--- Start ---
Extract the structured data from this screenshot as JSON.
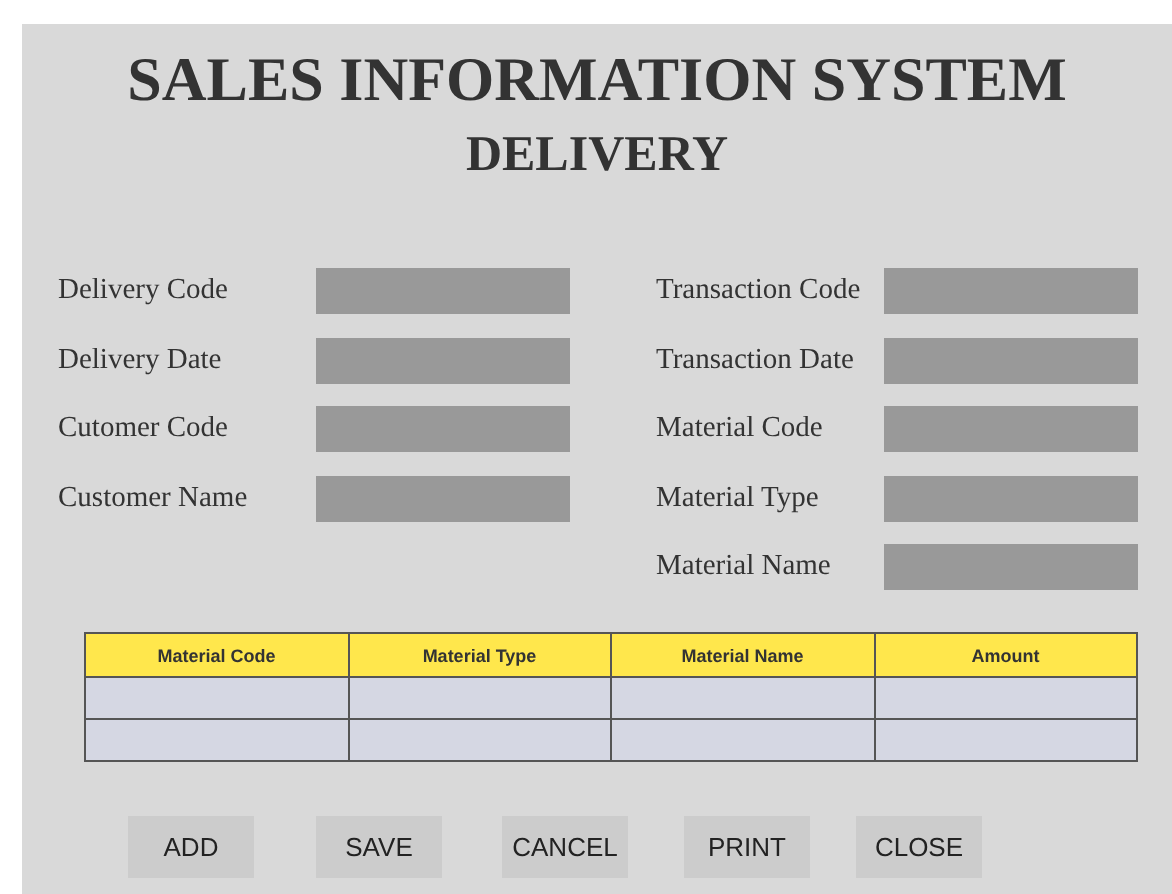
{
  "title": "SALES INFORMATION SYSTEM",
  "subtitle": "DELIVERY",
  "left_fields": [
    {
      "label": "Delivery Code"
    },
    {
      "label": "Delivery Date"
    },
    {
      "label": "Cutomer Code"
    },
    {
      "label": "Customer Name"
    }
  ],
  "right_fields": [
    {
      "label": "Transaction Code"
    },
    {
      "label": "Transaction Date"
    },
    {
      "label": "Material Code"
    },
    {
      "label": "Material Type"
    },
    {
      "label": "Material Name"
    }
  ],
  "table": {
    "columns": [
      "Material Code",
      "Material Type",
      "Material Name",
      "Amount"
    ],
    "rows": [
      {
        "kind": "empty"
      },
      {
        "kind": "empty"
      }
    ]
  },
  "buttons": [
    "ADD",
    "SAVE",
    "CANCEL",
    "PRINT",
    "CLOSE"
  ]
}
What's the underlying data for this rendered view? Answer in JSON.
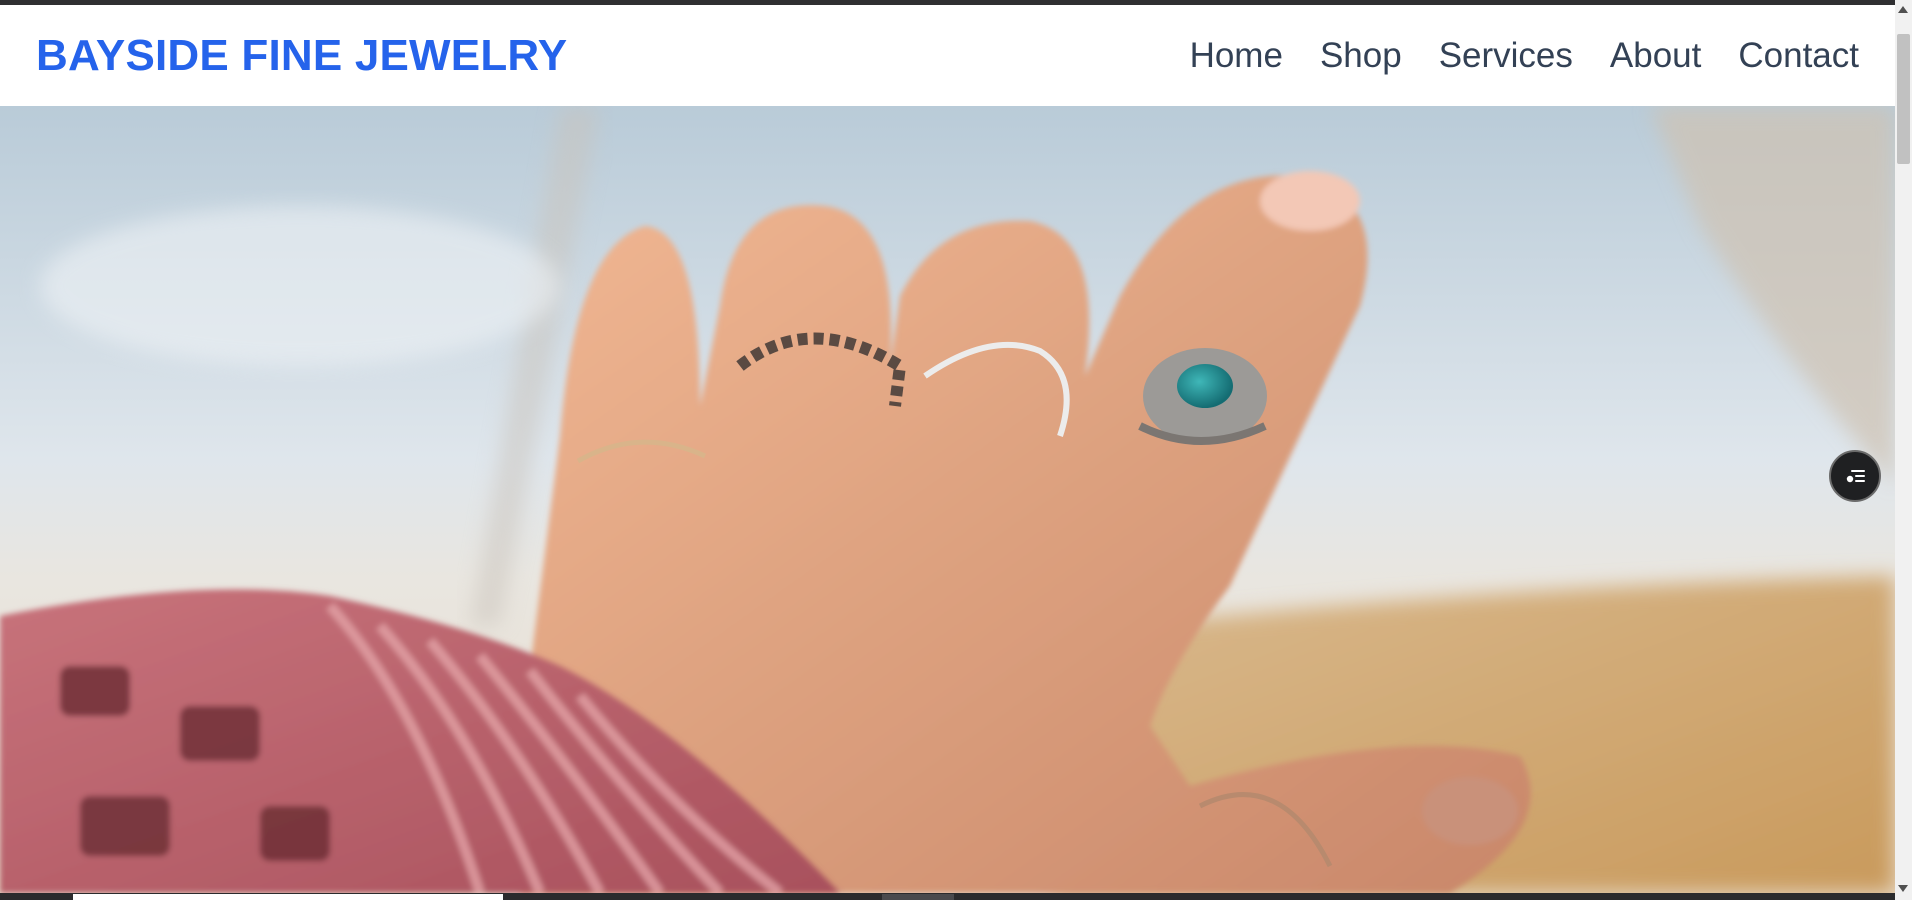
{
  "header": {
    "brand": "BAYSIDE FINE JEWELRY",
    "nav": [
      {
        "label": "Home"
      },
      {
        "label": "Shop"
      },
      {
        "label": "Services"
      },
      {
        "label": "About"
      },
      {
        "label": "Contact"
      }
    ]
  },
  "hero": {
    "image": "hand-with-silver-rings-photo"
  },
  "floating_button": {
    "icon": "menu-list-icon"
  },
  "colors": {
    "brand": "#2563eb",
    "nav_text": "#334155"
  }
}
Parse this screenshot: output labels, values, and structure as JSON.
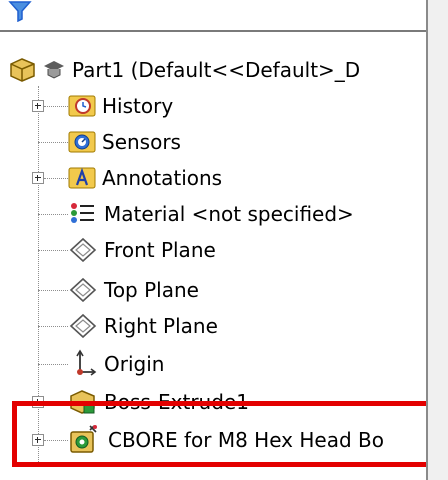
{
  "tree": {
    "items": [
      {
        "label": "Part1  (Default<<Default>_D",
        "icon": "part-icon"
      },
      {
        "label": "History",
        "icon": "history-folder-icon"
      },
      {
        "label": "Sensors",
        "icon": "sensors-folder-icon"
      },
      {
        "label": "Annotations",
        "icon": "annotations-folder-icon"
      },
      {
        "label": "Material <not specified>",
        "icon": "material-icon"
      },
      {
        "label": "Front Plane",
        "icon": "plane-icon"
      },
      {
        "label": "Top Plane",
        "icon": "plane-icon"
      },
      {
        "label": "Right Plane",
        "icon": "plane-icon"
      },
      {
        "label": "Origin",
        "icon": "origin-icon"
      },
      {
        "label": "Boss-Extrude1",
        "icon": "extrude-feature-icon"
      },
      {
        "label": "CBORE for M8 Hex Head Bo",
        "icon": "hole-wizard-feature-icon"
      }
    ]
  },
  "colors": {
    "highlight": "#e30000",
    "accent_blue": "#1f5fcf",
    "folder_yellow": "#f2c94c"
  }
}
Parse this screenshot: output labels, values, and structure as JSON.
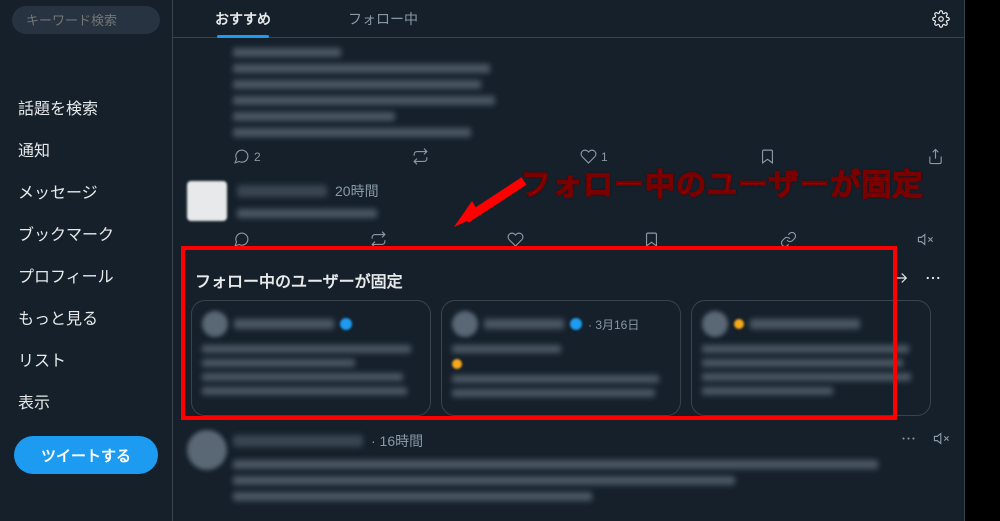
{
  "search_placeholder": "キーワード検索",
  "nav": {
    "items": [
      "話題を検索",
      "通知",
      "メッセージ",
      "ブックマーク",
      "プロフィール",
      "もっと見る",
      "リスト",
      "表示"
    ]
  },
  "tweet_button": "ツイートする",
  "tabs": {
    "recommend": "おすすめ",
    "following": "フォロー中"
  },
  "tweet1": {
    "reply_count": "2",
    "like_count": "1"
  },
  "tweet2": {
    "time": "20時間"
  },
  "pinned": {
    "title": "フォロー中のユーザーが固定",
    "cards": [
      {
        "date": ""
      },
      {
        "date": "· 3月16日"
      },
      {
        "date": ""
      }
    ]
  },
  "tweet3": {
    "time": "· 16時間"
  },
  "annotation": {
    "label": "フォロー中のユーザーが固定"
  }
}
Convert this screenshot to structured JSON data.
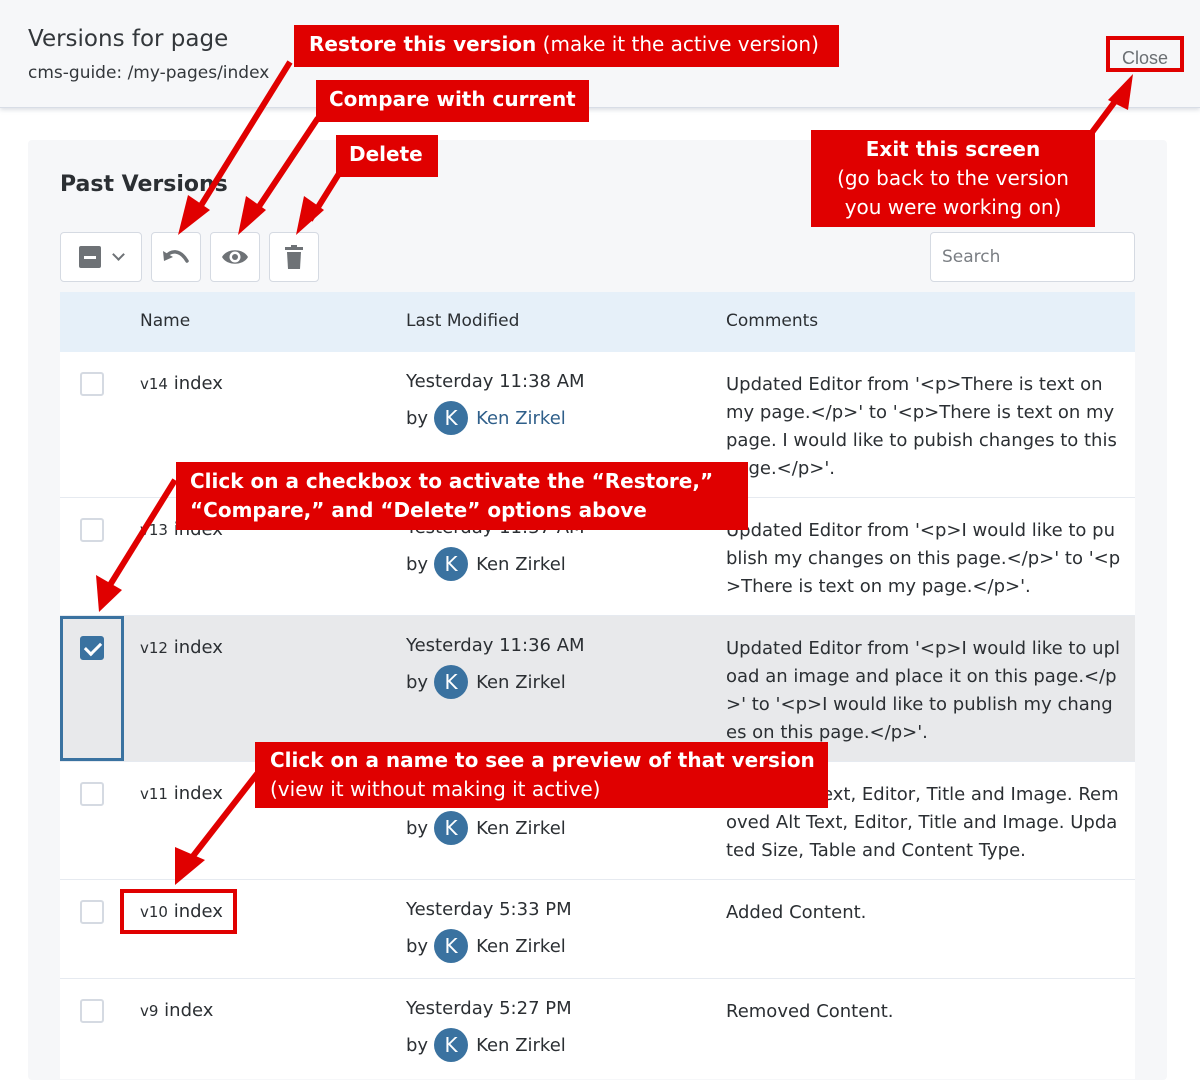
--- End ---
- Request
What is the number of lines in the listing that contain the string "feature"? Reply with that number alone.

- Full response
2